> **INSTRUCTIONS FOR THE TASK**:
Quote the records in full and leave their pictures out.

> **RECORDED DATA**:
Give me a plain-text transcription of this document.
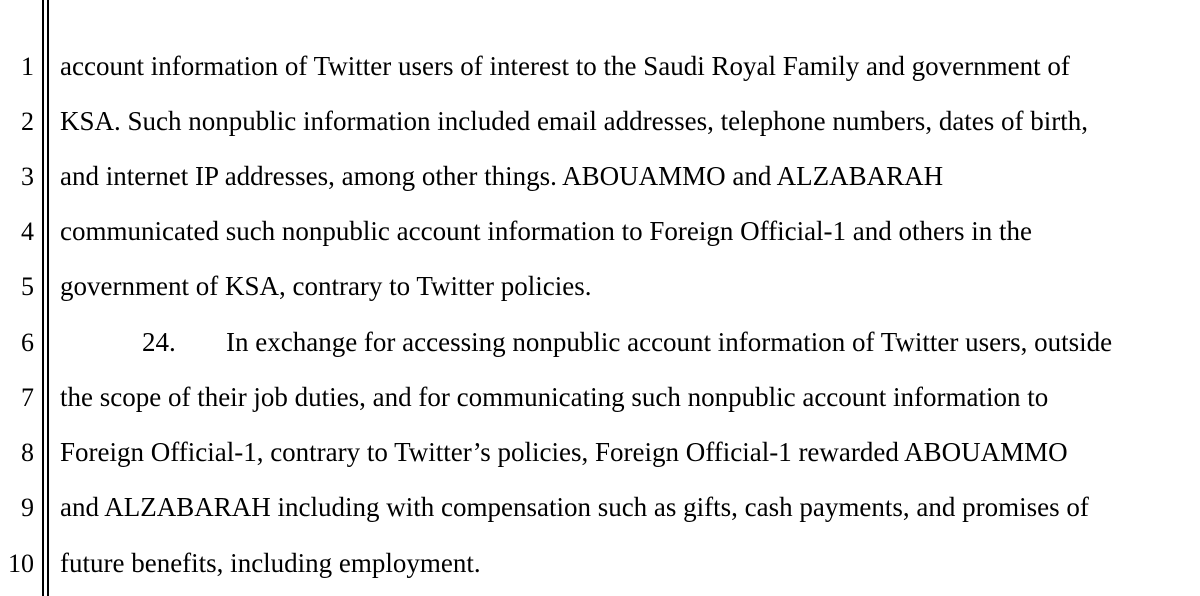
1 account information of Twitter users of interest to the Saudi Royal Family and government of
2 KSA. Such nonpublic information included email addresses, telephone numbers, dates of birth,
3 and internet IP addresses, among other things. ABOUAMMO and ALZABARAH
4 communicated such nonpublic account information to Foreign Official-1 and others in the
5 government of KSA, contrary to Twitter policies.
6	24. In exchange for accessing nonpublic account information of Twitter users, outside
7 the scope of their job duties, and for communicating such nonpublic account information to
8 Foreign Official-1, contrary to Twitter’s policies, Foreign Official-1 rewarded ABOUAMMO
9 and ALZABARAH including with compensation such as gifts, cash payments, and promises of
10 future benefits, including employment.
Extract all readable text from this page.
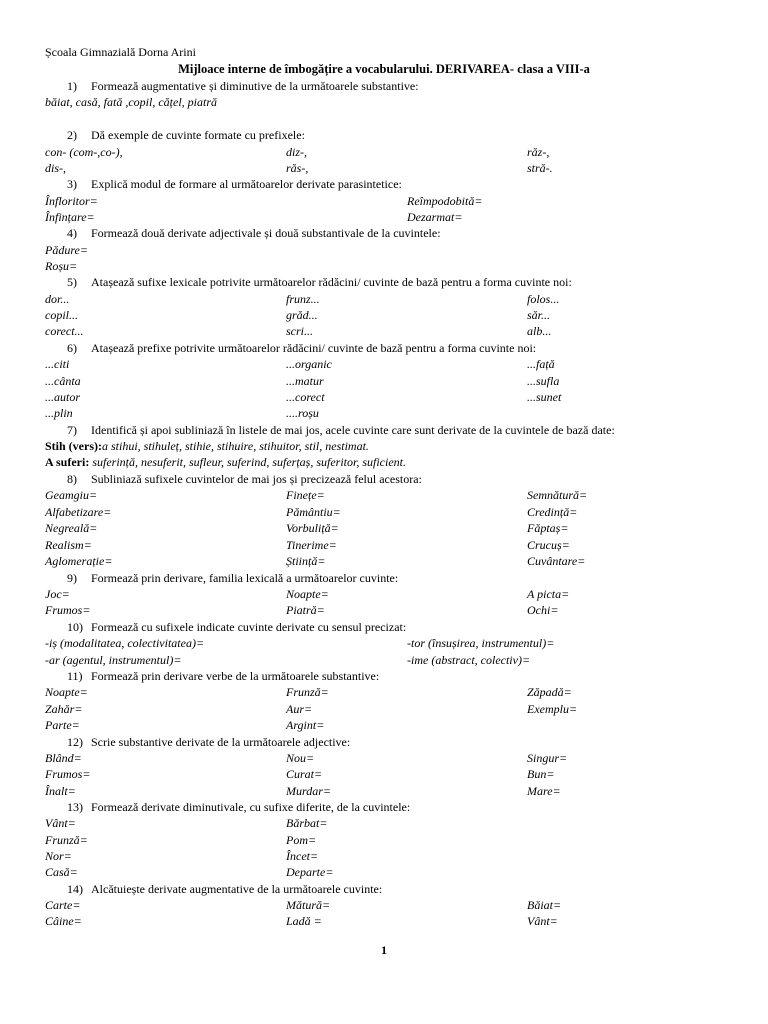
Școala Gimnazială Dorna Arini
Mijloace interne de îmbogățire a vocabularului. DERIVAREA- clasa a VIII-a
1) Formează augmentative și diminutive de la următoarele substantive:
băiat, casă, fată ,copil, cățel, piatră
2) Dă exemple de cuvinte formate cu prefixele:
con- (com-,co-),	diz-,	răz-,
dis-,	răs-,	stră-.
3) Explică modul de formare al următoarelor derivate parasintetice:
Înfloritor=	Reîmpodobită=
Înfințare=	Dezarmat=
4) Formează două derivate adjectivale și două substantivale de la cuvintele:
Pădure=
Roșu=
5) Atașează sufixe lexicale potrivite următoarelor rădăcini/ cuvinte de bază pentru a forma cuvinte noi:
dor...	frunz...	folos...
copil...	grăd...	săr...
corect...	scri...	alb...
6) Atașează prefixe potrivite următoarelor rădăcini/ cuvinte de bază pentru a forma cuvinte noi:
...citi	...organic	...față
...cânta	...matur	...sufla
...autor	...corect	...sunet
...plin	....roșu
7) Identifică și apoi subliniază în listele de mai jos, acele cuvinte care sunt derivate de la cuvintele de bază date:
Stih (vers):a stihui, stihuleț, stihie, stihuire, stihuitor, stil, nestimat.
A suferi: suferință, nesuferit, sufleur, suferind, suferțaș, suferitor, suficient.
8) Subliniază sufixele cuvintelor de mai jos și precizează felul acestora:
Geamgiu=	Finețe=	Semnătură=
Alfabetizare=	Pământiu=	Credință=
Negreală=	Vorbuliță=	Făptaș=
Realism=	Tinerime=	Crucuș=
Aglomerație=	Știință=	Cuvântare=
9) Formează prin derivare, familia lexicală a următoarelor cuvinte:
Joc=	Noapte=	A picta=
Frumos=	Piatră=	Ochi=
10) Formează cu sufixele indicate cuvinte derivate cu sensul precizat:
-iș (modalitatea, colectivitatea)=	-tor (însușirea, instrumentul)=
-ar (agentul, instrumentul)=	-ime (abstract, colectiv)=
11) Formează prin derivare verbe de la următoarele substantive:
Noapte=	Frunză=	Zăpadă=
Zahăr=	Aur=	Exemplu=
Parte=	Argint=
12) Scrie substantive derivate de la următoarele adjective:
Blând=	Nou=	Singur=
Frumos=	Curat=	Bun=
Înalt=	Murdar=	Mare=
13) Formează derivate diminutivale, cu sufixe diferite, de la cuvintele:
Vânt=	Bărbat=
Frunză=	Pom=
Nor=	Încet=
Casă=	Departe=
14) Alcătuiește derivate augmentative de la următoarele cuvinte:
Carte=	Mătură=	Băiat=
Câine=	Ladă =	Vânt=
1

> **CORRECT RESULT**:
Give me a plain-text transcription of this document.
1 account information of Twitter users of interest to the Saudi Royal Family and government of
2 KSA. Such nonpublic information included email addresses, telephone numbers, dates of birth,
3 and internet IP addresses, among other things. ABOUAMMO and ALZABARAH
4 communicated such nonpublic account information to Foreign Official-1 and others in the
5 government of KSA, contrary to Twitter policies.
6	24. In exchange for accessing nonpublic account information of Twitter users, outside
7 the scope of their job duties, and for communicating such nonpublic account information to
8 Foreign Official-1, contrary to Twitter’s policies, Foreign Official-1 rewarded ABOUAMMO
9 and ALZABARAH including with compensation such as gifts, cash payments, and promises of
10 future benefits, including employment.
Extract all readable text from this page.
Școala Gimnazială Dorna Arini
Mijloace interne de îmbogățire a vocabularului. DERIVAREA- clasa a VIII-a
1) Formează augmentative și diminutive de la următoarele substantive:
băiat, casă, fată ,copil, cățel, piatră
2) Dă exemple de cuvinte formate cu prefixele:
con- (com-,co-),	diz-,	răz-,
dis-,	răs-,	stră-.
3) Explică modul de formare al următoarelor derivate parasintetice:
Înfloritor=	Reîmpodobită=
Înfințare=	Dezarmat=
4) Formează două derivate adjectivale și două substantivale de la cuvintele:
Pădure=
Roșu=
5) Atașează sufixe lexicale potrivite următoarelor rădăcini/ cuvinte de bază pentru a forma cuvinte noi:
dor...	frunz...	folos...
copil...	grăd...	săr...
corect...	scri...	alb...
6) Atașează prefixe potrivite următoarelor rădăcini/ cuvinte de bază pentru a forma cuvinte noi:
...citi	...organic	...față
...cânta	...matur	...sufla
...autor	...corect	...sunet
...plin	....roșu
7) Identifică și apoi subliniază în listele de mai jos, acele cuvinte care sunt derivate de la cuvintele de bază date:
Stih (vers):a stihui, stihuleț, stihie, stihuire, stihuitor, stil, nestimat.
A suferi: suferință, nesuferit, sufleur, suferind, suferțaș, suferitor, suficient.
8) Subliniază sufixele cuvintelor de mai jos și precizează felul acestora:
Geamgiu=	Finețe=	Semnătură=
Alfabetizare=	Pământiu=	Credință=
Negreală=	Vorbuliță=	Făptaș=
Realism=	Tinerime=	Crucuș=
Aglomerație=	Știință=	Cuvântare=
9) Formează prin derivare, familia lexicală a următoarelor cuvinte:
Joc=	Noapte=	A picta=
Frumos=	Piatră=	Ochi=
10) Formează cu sufixele indicate cuvinte derivate cu sensul precizat:
-iș (modalitatea, colectivitatea)=	-tor (însușirea, instrumentul)=
-ar (agentul, instrumentul)=	-ime (abstract, colectiv)=
11) Formează prin derivare verbe de la următoarele substantive:
Noapte=	Frunză=	Zăpadă=
Zahăr=	Aur=	Exemplu=
Parte=	Argint=
12) Scrie substantive derivate de la următoarele adjective:
Blând=	Nou=	Singur=
Frumos=	Curat=	Bun=
Înalt=	Murdar=	Mare=
13) Formează derivate diminutivale, cu sufixe diferite, de la cuvintele:
Vânt=	Bărbat=
Frunză=	Pom=
Nor=	Încet=
Casă=	Departe=
14) Alcătuiește derivate augmentative de la următoarele cuvinte:
Carte=	Mătură=	Băiat=
Câine=	Ladă =	Vânt=
1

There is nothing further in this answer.